- **Exercise objective**: Please return the full listing below without altering anything.
◇ ◇ ◇ ◇ ◇
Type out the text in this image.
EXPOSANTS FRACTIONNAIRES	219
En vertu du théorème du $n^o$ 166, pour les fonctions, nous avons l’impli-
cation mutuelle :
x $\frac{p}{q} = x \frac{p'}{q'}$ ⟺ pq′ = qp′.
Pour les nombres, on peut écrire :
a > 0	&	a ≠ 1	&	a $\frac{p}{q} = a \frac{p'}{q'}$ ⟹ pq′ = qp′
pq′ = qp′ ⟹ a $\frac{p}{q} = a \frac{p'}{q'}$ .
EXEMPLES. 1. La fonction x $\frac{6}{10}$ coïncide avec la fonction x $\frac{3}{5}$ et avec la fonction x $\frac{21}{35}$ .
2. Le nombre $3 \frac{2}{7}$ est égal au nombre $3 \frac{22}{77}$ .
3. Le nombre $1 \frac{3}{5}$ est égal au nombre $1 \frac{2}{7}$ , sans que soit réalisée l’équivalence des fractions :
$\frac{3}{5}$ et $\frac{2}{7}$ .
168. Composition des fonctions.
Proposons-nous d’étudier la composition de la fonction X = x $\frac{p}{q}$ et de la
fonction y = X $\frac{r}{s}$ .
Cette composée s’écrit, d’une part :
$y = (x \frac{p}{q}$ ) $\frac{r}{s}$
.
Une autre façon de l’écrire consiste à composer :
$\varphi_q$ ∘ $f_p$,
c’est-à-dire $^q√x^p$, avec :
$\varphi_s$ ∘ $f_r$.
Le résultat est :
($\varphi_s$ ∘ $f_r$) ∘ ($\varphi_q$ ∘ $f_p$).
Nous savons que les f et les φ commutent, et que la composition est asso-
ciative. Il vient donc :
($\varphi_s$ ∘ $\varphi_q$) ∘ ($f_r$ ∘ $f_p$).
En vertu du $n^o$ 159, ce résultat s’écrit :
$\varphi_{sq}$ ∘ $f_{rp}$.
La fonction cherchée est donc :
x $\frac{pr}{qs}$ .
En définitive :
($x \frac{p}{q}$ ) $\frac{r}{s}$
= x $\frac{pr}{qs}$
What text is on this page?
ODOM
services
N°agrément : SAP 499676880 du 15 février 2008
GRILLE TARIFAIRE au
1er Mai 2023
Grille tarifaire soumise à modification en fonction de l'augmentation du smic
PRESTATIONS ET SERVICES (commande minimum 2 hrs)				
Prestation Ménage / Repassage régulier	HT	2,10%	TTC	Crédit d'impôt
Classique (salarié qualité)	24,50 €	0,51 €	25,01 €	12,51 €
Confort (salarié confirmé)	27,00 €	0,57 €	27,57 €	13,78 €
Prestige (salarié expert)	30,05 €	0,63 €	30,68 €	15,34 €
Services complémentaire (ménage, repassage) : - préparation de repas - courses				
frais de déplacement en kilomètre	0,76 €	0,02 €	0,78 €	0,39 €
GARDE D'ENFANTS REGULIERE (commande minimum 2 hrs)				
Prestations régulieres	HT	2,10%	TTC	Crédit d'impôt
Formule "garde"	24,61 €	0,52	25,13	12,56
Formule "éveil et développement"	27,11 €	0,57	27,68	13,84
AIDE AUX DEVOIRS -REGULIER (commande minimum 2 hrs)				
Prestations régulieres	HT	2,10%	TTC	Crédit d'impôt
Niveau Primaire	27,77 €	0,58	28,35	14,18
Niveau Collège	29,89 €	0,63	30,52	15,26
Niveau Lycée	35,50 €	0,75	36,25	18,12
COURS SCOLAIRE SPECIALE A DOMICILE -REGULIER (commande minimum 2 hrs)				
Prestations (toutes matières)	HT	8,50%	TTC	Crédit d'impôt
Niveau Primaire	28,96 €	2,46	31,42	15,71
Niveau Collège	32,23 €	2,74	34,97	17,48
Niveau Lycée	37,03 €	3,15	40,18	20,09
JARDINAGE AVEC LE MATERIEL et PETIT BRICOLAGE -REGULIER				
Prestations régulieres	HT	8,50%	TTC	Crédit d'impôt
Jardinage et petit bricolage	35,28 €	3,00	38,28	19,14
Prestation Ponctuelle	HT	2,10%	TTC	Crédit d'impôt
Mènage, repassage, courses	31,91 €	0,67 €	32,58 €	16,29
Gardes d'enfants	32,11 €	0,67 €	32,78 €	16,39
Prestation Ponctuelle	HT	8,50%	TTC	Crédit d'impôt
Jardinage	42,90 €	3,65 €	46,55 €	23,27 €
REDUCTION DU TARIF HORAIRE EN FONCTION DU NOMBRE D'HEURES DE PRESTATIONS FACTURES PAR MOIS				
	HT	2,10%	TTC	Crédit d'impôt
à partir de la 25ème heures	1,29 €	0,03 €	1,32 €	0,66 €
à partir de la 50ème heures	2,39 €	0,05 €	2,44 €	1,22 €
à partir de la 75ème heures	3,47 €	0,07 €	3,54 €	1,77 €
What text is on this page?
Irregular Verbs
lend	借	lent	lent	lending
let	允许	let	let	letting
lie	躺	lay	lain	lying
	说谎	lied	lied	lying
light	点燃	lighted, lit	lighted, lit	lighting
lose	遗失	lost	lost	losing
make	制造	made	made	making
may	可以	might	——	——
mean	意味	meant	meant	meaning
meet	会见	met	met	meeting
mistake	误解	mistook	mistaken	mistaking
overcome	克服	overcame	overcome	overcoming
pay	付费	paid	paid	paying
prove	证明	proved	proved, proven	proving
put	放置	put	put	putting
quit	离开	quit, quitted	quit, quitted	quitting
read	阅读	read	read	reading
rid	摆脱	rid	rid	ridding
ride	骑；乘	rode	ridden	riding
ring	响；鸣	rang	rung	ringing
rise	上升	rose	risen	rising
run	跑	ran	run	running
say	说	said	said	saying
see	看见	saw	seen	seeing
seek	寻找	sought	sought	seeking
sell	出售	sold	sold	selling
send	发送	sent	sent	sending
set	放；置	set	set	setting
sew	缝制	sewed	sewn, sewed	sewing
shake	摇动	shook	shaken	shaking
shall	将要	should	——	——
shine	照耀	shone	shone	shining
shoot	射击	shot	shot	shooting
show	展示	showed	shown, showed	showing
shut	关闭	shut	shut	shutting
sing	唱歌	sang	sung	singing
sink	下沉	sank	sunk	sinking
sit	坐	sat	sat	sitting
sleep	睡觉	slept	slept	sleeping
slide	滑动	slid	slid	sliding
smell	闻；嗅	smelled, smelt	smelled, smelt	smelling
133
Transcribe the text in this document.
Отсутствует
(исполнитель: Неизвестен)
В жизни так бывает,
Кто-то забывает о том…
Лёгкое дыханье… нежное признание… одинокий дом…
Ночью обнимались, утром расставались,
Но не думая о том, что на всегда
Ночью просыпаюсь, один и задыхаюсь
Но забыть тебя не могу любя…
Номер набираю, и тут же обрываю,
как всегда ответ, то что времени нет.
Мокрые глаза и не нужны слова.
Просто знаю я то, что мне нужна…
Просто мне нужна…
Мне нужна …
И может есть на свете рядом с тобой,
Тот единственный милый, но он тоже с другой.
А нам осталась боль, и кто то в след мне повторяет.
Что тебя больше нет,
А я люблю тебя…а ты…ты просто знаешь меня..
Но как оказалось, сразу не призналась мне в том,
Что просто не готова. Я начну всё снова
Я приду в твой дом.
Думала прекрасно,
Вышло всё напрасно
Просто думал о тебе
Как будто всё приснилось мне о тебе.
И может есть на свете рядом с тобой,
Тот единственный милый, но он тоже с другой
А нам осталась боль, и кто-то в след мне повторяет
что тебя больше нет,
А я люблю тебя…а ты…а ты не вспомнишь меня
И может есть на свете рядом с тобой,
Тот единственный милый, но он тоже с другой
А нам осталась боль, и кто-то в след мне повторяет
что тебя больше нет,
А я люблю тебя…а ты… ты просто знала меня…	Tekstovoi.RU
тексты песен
◇ ◇ ◇ ◇ ◇
- **Task result**:
Type out the text in this image.
EXPOSANTS FRACTIONNAIRES	219
En vertu du théorème du $n^o$ 166, pour les fonctions, nous avons l’impli-
cation mutuelle :
x $\frac{p}{q} = x \frac{p'}{q'}$ ⟺ pq′ = qp′.
Pour les nombres, on peut écrire :
a > 0	&	a ≠ 1	&	a $\frac{p}{q} = a \frac{p'}{q'}$ ⟹ pq′ = qp′
pq′ = qp′ ⟹ a $\frac{p}{q} = a \frac{p'}{q'}$ .
EXEMPLES. 1. La fonction x $\frac{6}{10}$ coïncide avec la fonction x $\frac{3}{5}$ et avec la fonction x $\frac{21}{35}$ .
2. Le nombre $3 \frac{2}{7}$ est égal au nombre $3 \frac{22}{77}$ .
3. Le nombre $1 \frac{3}{5}$ est égal au nombre $1 \frac{2}{7}$ , sans que soit réalisée l’équivalence des fractions :
$\frac{3}{5}$ et $\frac{2}{7}$ .
168. Composition des fonctions.
Proposons-nous d’étudier la composition de la fonction X = x $\frac{p}{q}$ et de la
fonction y = X $\frac{r}{s}$ .
Cette composée s’écrit, d’une part :
$y = (x \frac{p}{q}$ ) $\frac{r}{s}$
.
Une autre façon de l’écrire consiste à composer :
$\varphi_q$ ∘ $f_p$,
c’est-à-dire $^q√x^p$, avec :
$\varphi_s$ ∘ $f_r$.
Le résultat est :
($\varphi_s$ ∘ $f_r$) ∘ ($\varphi_q$ ∘ $f_p$).
Nous savons que les f et les φ commutent, et que la composition est asso-
ciative. Il vient donc :
($\varphi_s$ ∘ $\varphi_q$) ∘ ($f_r$ ∘ $f_p$).
En vertu du $n^o$ 159, ce résultat s’écrit :
$\varphi_{sq}$ ∘ $f_{rp}$.
La fonction cherchée est donc :
x $\frac{pr}{qs}$ .
En définitive :
($x \frac{p}{q}$ ) $\frac{r}{s}$
= x $\frac{pr}{qs}$
What text is on this page?
ODOM
services
N°agrément : SAP 499676880 du 15 février 2008
GRILLE TARIFAIRE au
1er Mai 2023
Grille tarifaire soumise à modification en fonction de l'augmentation du smic
PRESTATIONS ET SERVICES (commande minimum 2 hrs)				
Prestation Ménage / Repassage régulier	HT	2,10%	TTC	Crédit d'impôt
Classique (salarié qualité)	24,50 €	0,51 €	25,01 €	12,51 €
Confort (salarié confirmé)	27,00 €	0,57 €	27,57 €	13,78 €
Prestige (salarié expert)	30,05 €	0,63 €	30,68 €	15,34 €
Services complémentaire (ménage, repassage) : - préparation de repas - courses				
frais de déplacement en kilomètre	0,76 €	0,02 €	0,78 €	0,39 €
GARDE D'ENFANTS REGULIERE (commande minimum 2 hrs)				
Prestations régulieres	HT	2,10%	TTC	Crédit d'impôt
Formule "garde"	24,61 €	0,52	25,13	12,56
Formule "éveil et développement"	27,11 €	0,57	27,68	13,84
AIDE AUX DEVOIRS -REGULIER (commande minimum 2 hrs)				
Prestations régulieres	HT	2,10%	TTC	Crédit d'impôt
Niveau Primaire	27,77 €	0,58	28,35	14,18
Niveau Collège	29,89 €	0,63	30,52	15,26
Niveau Lycée	35,50 €	0,75	36,25	18,12
COURS SCOLAIRE SPECIALE A DOMICILE -REGULIER (commande minimum 2 hrs)				
Prestations (toutes matières)	HT	8,50%	TTC	Crédit d'impôt
Niveau Primaire	28,96 €	2,46	31,42	15,71
Niveau Collège	32,23 €	2,74	34,97	17,48
Niveau Lycée	37,03 €	3,15	40,18	20,09
JARDINAGE AVEC LE MATERIEL et PETIT BRICOLAGE -REGULIER				
Prestations régulieres	HT	8,50%	TTC	Crédit d'impôt
Jardinage et petit bricolage	35,28 €	3,00	38,28	19,14
Prestation Ponctuelle	HT	2,10%	TTC	Crédit d'impôt
Mènage, repassage, courses	31,91 €	0,67 €	32,58 €	16,29
Gardes d'enfants	32,11 €	0,67 €	32,78 €	16,39
Prestation Ponctuelle	HT	8,50%	TTC	Crédit d'impôt
Jardinage	42,90 €	3,65 €	46,55 €	23,27 €
REDUCTION DU TARIF HORAIRE EN FONCTION DU NOMBRE D'HEURES DE PRESTATIONS FACTURES PAR MOIS				
	HT	2,10%	TTC	Crédit d'impôt
à partir de la 25ème heures	1,29 €	0,03 €	1,32 €	0,66 €
à partir de la 50ème heures	2,39 €	0,05 €	2,44 €	1,22 €
à partir de la 75ème heures	3,47 €	0,07 €	3,54 €	1,77 €
What text is on this page?
Irregular Verbs
lend	借	lent	lent	lending
let	允许	let	let	letting
lie	躺	lay	lain	lying
	说谎	lied	lied	lying
light	点燃	lighted, lit	lighted, lit	lighting
lose	遗失	lost	lost	losing
make	制造	made	made	making
may	可以	might	——	——
mean	意味	meant	meant	meaning
meet	会见	met	met	meeting
mistake	误解	mistook	mistaken	mistaking
overcome	克服	overcame	overcome	overcoming
pay	付费	paid	paid	paying
prove	证明	proved	proved, proven	proving
put	放置	put	put	putting
quit	离开	quit, quitted	quit, quitted	quitting
read	阅读	read	read	reading
rid	摆脱	rid	rid	ridding
ride	骑；乘	rode	ridden	riding
ring	响；鸣	rang	rung	ringing
rise	上升	rose	risen	rising
run	跑	ran	run	running
say	说	said	said	saying
see	看见	saw	seen	seeing
seek	寻找	sought	sought	seeking
sell	出售	sold	sold	selling
send	发送	sent	sent	sending
set	放；置	set	set	setting
sew	缝制	sewed	sewn, sewed	sewing
shake	摇动	shook	shaken	shaking
shall	将要	should	——	——
shine	照耀	shone	shone	shining
shoot	射击	shot	shot	shooting
show	展示	showed	shown, showed	showing
shut	关闭	shut	shut	shutting
sing	唱歌	sang	sung	singing
sink	下沉	sank	sunk	sinking
sit	坐	sat	sat	sitting
sleep	睡觉	slept	slept	sleeping
slide	滑动	slid	slid	sliding
smell	闻；嗅	smelled, smelt	smelled, smelt	smelling
133
Transcribe the text in this document.
Отсутствует
(исполнитель: Неизвестен)
В жизни так бывает,
Кто-то забывает о том…
Лёгкое дыханье… нежное признание… одинокий дом…
Ночью обнимались, утром расставались,
Но не думая о том, что на всегда
Ночью просыпаюсь, один и задыхаюсь
Но забыть тебя не могу любя…
Номер набираю, и тут же обрываю,
как всегда ответ, то что времени нет.
Мокрые глаза и не нужны слова.
Просто знаю я то, что мне нужна…
Просто мне нужна…
Мне нужна …
И может есть на свете рядом с тобой,
Тот единственный милый, но он тоже с другой.
А нам осталась боль, и кто то в след мне повторяет.
Что тебя больше нет,
А я люблю тебя…а ты…ты просто знаешь меня..
Но как оказалось, сразу не призналась мне в том,
Что просто не готова. Я начну всё снова
Я приду в твой дом.
Думала прекрасно,
Вышло всё напрасно
Просто думал о тебе
Как будто всё приснилось мне о тебе.
И может есть на свете рядом с тобой,
Тот единственный милый, но он тоже с другой
А нам осталась боль, и кто-то в след мне повторяет
что тебя больше нет,
А я люблю тебя…а ты…а ты не вспомнишь меня
И может есть на свете рядом с тобой,
Тот единственный милый, но он тоже с другой
А нам осталась боль, и кто-то в след мне повторяет
что тебя больше нет,
А я люблю тебя…а ты… ты просто знала меня…	Tekstovoi.RU
тексты песен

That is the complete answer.